- **WHAT IS EXPECTED**: Can you rewrite the data below with "cross section" changed to "sectional view" and everything else left as is? Leave the pictures out of your answer.

[Dataset entries]
%%
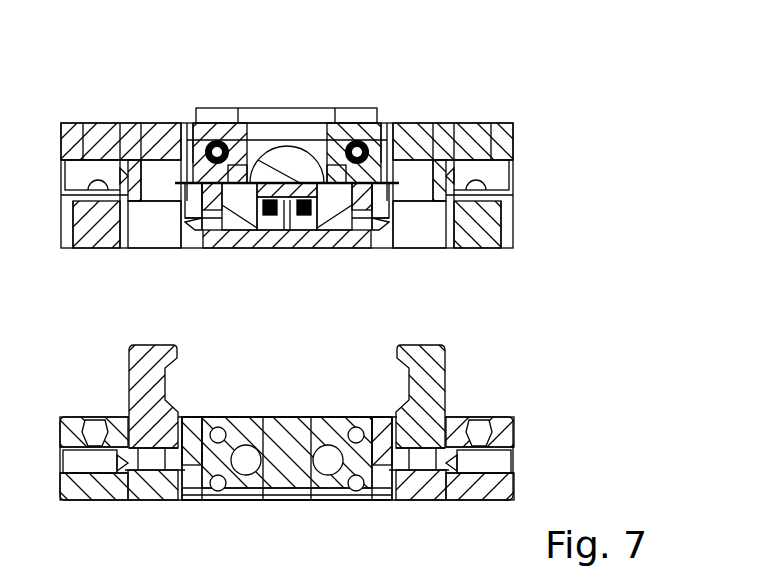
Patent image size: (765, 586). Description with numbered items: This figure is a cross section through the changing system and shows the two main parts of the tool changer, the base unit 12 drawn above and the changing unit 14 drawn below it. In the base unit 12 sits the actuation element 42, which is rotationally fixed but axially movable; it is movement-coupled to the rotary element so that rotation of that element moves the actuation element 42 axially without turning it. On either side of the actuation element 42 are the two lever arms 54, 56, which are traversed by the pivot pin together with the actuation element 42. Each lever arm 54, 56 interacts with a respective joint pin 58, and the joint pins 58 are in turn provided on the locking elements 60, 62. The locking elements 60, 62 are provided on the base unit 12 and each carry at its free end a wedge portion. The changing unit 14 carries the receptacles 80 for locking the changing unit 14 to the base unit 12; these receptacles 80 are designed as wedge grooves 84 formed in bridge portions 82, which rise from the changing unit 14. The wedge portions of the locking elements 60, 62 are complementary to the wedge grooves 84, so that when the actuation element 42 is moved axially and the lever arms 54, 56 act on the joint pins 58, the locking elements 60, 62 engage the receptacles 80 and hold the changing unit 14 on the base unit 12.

The base unit 12 is at (500, 148).
The changing unit 14 is at (500, 484).
The actuation element 42 is at (293, 148).
The lever arm 54 is at (398, 190).
The lever arm 56 is at (205, 185).
The joint pins 58 is at (237, 140).
The locking element 60 is at (386, 218).
The locking element 62 is at (200, 222).
The receptacles 80 is at (172, 387).
The wedge grooves 84 is at (410, 385).
The bridge portions 82 is at (142, 390).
%%
- **THE SOLUTION**:
Patent image size: (765, 586). Description with numbered items: This figure is a sectional view through the changing system and shows the two main parts of the tool changer, the base unit 12 drawn above and the changing unit 14 drawn below it. In the base unit 12 sits the actuation element 42, which is rotationally fixed but axially movable; it is movement-coupled to the rotary element so that rotation of that element moves the actuation element 42 axially without turning it. On either side of the actuation element 42 are the two lever arms 54, 56, which are traversed by the pivot pin together with the actuation element 42. Each lever arm 54, 56 interacts with a respective joint pin 58, and the joint pins 58 are in turn provided on the locking elements 60, 62. The locking elements 60, 62 are provided on the base unit 12 and each carry at its free end a wedge portion. The changing unit 14 carries the receptacles 80 for locking the changing unit 14 to the base unit 12; these receptacles 80 are designed as wedge grooves 84 formed in bridge portions 82, which rise from the changing unit 14. The wedge portions of the locking elements 60, 62 are complementary to the wedge grooves 84, so that when the actuation element 42 is moved axially and the lever arms 54, 56 act on the joint pins 58, the locking elements 60, 62 engage the receptacles 80 and hold the changing unit 14 on the base unit 12.

The base unit 12 is at (500, 148).
The changing unit 14 is at (500, 484).
The actuation element 42 is at (293, 148).
The lever arm 54 is at (398, 190).
The lever arm 56 is at (205, 185).
The joint pins 58 is at (237, 140).
The locking element 60 is at (386, 218).
The locking element 62 is at (200, 222).
The receptacles 80 is at (172, 387).
The wedge grooves 84 is at (410, 385).
The bridge portions 82 is at (142, 390).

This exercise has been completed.